Passage to read:
▽

The Colosseum or Coliseum, originally known as the Flavian Amphitheatre (Latin: Amphitheatrum Flavium), is the largest amphitheatre built in the Roman Empire. Originally capable of seating 70,000 spectators, it was once used for gladiatorial combat. It was built in the 70s AD.

The Colosseum is located just east of the Roman Forum.

History

Construction

File:Colosseum-interior.JPG
An interior of the Colosseum. The floor is a modern reconstruction; below are the underground vaults and tunnels originally used to house animals and slaves.

Construction of the Colosseum began under the rule of Emperor Vespasian in 72. It was completed by his son, Titus, in 80, with later improvements by Domitian. It was built at the site of Nero's lake below his extensive palace, the Domus Aurea, which had been built covering the slope of the Palatine after the great fire of Rome in 64. Dio Cassius recounts that 9,000 wild animals were killed in the one hundred days of celebration which inaugurated the amphitheatre opening.

After the Colosseum's first two years in operation, Vespasian's younger son (the newly-designated Emperor Domitian) decided to sacrifice the ability to flood the arena in return for a hypogeum (literally meaning "underground").

Late Roman history

The Colosseum was in continuous use until 217, when it was damaged by fire after a lightning strike. It was restored in 238 and gladiatorial games continued until Christianity gradually put an end to those parts of them which included the death of humans. The building was used for various purposes, mostly venationes, until 524. Two earthquakes (in 442 and 508) caused massive damage to the structure.

△

Data excerpt:
▽

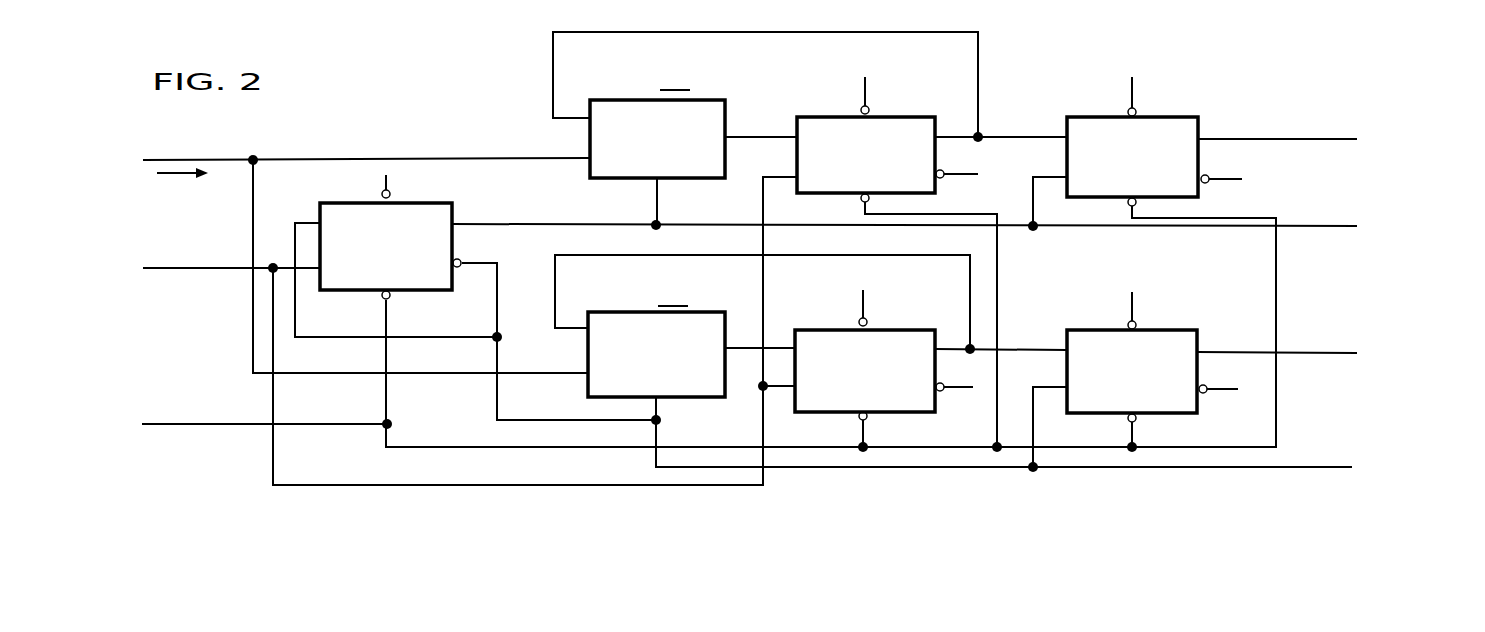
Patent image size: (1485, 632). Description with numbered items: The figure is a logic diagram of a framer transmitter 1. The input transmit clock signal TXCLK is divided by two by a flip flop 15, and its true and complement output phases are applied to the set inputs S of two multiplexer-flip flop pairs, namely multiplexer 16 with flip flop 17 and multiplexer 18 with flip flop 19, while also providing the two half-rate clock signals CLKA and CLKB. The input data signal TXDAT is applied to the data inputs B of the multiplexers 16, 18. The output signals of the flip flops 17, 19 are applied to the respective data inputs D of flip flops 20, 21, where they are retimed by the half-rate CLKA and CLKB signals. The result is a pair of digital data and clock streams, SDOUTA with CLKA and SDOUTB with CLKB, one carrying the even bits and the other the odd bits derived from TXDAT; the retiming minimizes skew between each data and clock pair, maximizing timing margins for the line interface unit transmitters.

△

Your tasks:
**A)** According to the Colosseum text, what caused the fire that damaged the building in 217?
**B)** Recast the paragraph of the Colosseum text that begins "Construction of the Colosseum began" as a bulleted list that keeps its main facts.

Outputs:
**A)** A lightning strike.

**B)**
- Construction began under Emperor Vespasian in 72.
- His son Titus completed it in 80, and Domitian made later improvements.
- It was built on the site of Nero's lake, below his palace, the Domus Aurea. That palace had been built over the slope of the Palatine after Rome's great fire of 64.
- Dio Cassius recounts that 9,000 wild animals were killed during the hundred days of celebration that opened the amphitheatre.